*Task directions*: Below is a set of records. Repeat all of them exactly.

*Materials provided*:
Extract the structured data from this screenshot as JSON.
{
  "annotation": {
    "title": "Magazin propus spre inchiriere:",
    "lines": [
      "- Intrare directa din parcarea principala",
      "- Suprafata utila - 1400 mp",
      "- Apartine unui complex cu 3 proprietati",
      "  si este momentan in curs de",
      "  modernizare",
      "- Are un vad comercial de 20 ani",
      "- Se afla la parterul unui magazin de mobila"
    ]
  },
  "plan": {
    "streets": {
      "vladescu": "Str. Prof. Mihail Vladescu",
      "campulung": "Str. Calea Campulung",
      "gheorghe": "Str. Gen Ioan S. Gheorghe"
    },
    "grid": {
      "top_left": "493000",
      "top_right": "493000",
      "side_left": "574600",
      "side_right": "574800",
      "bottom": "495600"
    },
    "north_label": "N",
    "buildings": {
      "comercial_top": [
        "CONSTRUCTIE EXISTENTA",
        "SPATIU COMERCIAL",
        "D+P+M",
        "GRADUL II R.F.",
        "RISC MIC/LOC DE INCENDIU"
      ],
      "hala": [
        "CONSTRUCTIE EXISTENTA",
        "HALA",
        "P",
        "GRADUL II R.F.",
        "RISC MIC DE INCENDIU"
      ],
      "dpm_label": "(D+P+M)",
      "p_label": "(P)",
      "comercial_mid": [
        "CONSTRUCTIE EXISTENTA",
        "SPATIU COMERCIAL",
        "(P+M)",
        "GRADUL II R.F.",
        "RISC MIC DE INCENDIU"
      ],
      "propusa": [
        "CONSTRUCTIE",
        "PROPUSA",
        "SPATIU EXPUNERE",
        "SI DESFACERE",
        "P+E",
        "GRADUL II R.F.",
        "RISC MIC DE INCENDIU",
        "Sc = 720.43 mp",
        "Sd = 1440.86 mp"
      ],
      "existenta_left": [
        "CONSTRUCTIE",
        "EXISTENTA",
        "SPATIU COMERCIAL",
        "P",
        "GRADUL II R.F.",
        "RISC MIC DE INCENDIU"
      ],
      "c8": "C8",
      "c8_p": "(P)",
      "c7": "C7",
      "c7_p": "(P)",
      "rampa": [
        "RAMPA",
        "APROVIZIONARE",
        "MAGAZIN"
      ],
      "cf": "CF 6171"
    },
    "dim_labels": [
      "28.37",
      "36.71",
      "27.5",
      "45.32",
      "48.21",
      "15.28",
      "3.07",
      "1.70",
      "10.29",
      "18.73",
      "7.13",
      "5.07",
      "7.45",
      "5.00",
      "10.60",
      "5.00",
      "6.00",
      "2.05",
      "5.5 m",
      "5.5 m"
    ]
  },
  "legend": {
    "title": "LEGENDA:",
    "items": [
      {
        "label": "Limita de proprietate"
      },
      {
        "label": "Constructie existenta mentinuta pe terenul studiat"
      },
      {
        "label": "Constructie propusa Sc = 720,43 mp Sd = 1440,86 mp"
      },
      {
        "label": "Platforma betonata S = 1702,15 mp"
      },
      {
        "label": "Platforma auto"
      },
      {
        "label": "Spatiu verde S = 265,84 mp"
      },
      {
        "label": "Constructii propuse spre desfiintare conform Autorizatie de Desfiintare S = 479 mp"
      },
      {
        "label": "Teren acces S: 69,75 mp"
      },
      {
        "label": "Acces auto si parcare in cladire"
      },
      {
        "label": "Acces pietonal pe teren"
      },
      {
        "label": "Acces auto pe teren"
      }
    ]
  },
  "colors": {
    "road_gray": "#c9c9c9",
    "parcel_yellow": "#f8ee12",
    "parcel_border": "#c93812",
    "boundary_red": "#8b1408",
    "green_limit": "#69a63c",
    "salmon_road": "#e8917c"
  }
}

*Answer in full*:
Extract the structured data from this screenshot as JSON.
{
  "annotation": {
    "title": "Magazin propus spre inchiriere:",
    "lines": [
      "- Intrare directa din parcarea principala",
      "- Suprafata utila - 1400 mp",
      "- Apartine unui complex cu 3 proprietati",
      "  si este momentan in curs de",
      "  modernizare",
      "- Are un vad comercial de 20 ani",
      "- Se afla la parterul unui magazin de mobila"
    ]
  },
  "plan": {
    "streets": {
      "vladescu": "Str. Prof. Mihail Vladescu",
      "campulung": "Str. Calea Campulung",
      "gheorghe": "Str. Gen Ioan S. Gheorghe"
    },
    "grid": {
      "top_left": "493000",
      "top_right": "493000",
      "side_left": "574600",
      "side_right": "574800",
      "bottom": "495600"
    },
    "north_label": "N",
    "buildings": {
      "comercial_top": [
        "CONSTRUCTIE EXISTENTA",
        "SPATIU COMERCIAL",
        "D+P+M",
        "GRADUL II R.F.",
        "RISC MIC/LOC DE INCENDIU"
      ],
      "hala": [
        "CONSTRUCTIE EXISTENTA",
        "HALA",
        "P",
        "GRADUL II R.F.",
        "RISC MIC DE INCENDIU"
      ],
      "dpm_label": "(D+P+M)",
      "p_label": "(P)",
      "comercial_mid": [
        "CONSTRUCTIE EXISTENTA",
        "SPATIU COMERCIAL",
        "(P+M)",
        "GRADUL II R.F.",
        "RISC MIC DE INCENDIU"
      ],
      "propusa": [
        "CONSTRUCTIE",
        "PROPUSA",
        "SPATIU EXPUNERE",
        "SI DESFACERE",
        "P+E",
        "GRADUL II R.F.",
        "RISC MIC DE INCENDIU",
        "Sc = 720.43 mp",
        "Sd = 1440.86 mp"
      ],
      "existenta_left": [
        "CONSTRUCTIE",
        "EXISTENTA",
        "SPATIU COMERCIAL",
        "P",
        "GRADUL II R.F.",
        "RISC MIC DE INCENDIU"
      ],
      "c8": "C8",
      "c8_p": "(P)",
      "c7": "C7",
      "c7_p": "(P)",
      "rampa": [
        "RAMPA",
        "APROVIZIONARE",
        "MAGAZIN"
      ],
      "cf": "CF 6171"
    },
    "dim_labels": [
      "28.37",
      "36.71",
      "27.5",
      "45.32",
      "48.21",
      "15.28",
      "3.07",
      "1.70",
      "10.29",
      "18.73",
      "7.13",
      "5.07",
      "7.45",
      "5.00",
      "10.60",
      "5.00",
      "6.00",
      "2.05",
      "5.5 m",
      "5.5 m"
    ]
  },
  "legend": {
    "title": "LEGENDA:",
    "items": [
      {
        "label": "Limita de proprietate"
      },
      {
        "label": "Constructie existenta mentinuta pe terenul studiat"
      },
      {
        "label": "Constructie propusa Sc = 720,43 mp Sd = 1440,86 mp"
      },
      {
        "label": "Platforma betonata S = 1702,15 mp"
      },
      {
        "label": "Platforma auto"
      },
      {
        "label": "Spatiu verde S = 265,84 mp"
      },
      {
        "label": "Constructii propuse spre desfiintare conform Autorizatie de Desfiintare S = 479 mp"
      },
      {
        "label": "Teren acces S: 69,75 mp"
      },
      {
        "label": "Acces auto si parcare in cladire"
      },
      {
        "label": "Acces pietonal pe teren"
      },
      {
        "label": "Acces auto pe teren"
      }
    ]
  },
  "colors": {
    "road_gray": "#c9c9c9",
    "parcel_yellow": "#f8ee12",
    "parcel_border": "#c93812",
    "boundary_red": "#8b1408",
    "green_limit": "#69a63c",
    "salmon_road": "#e8917c"
  }
}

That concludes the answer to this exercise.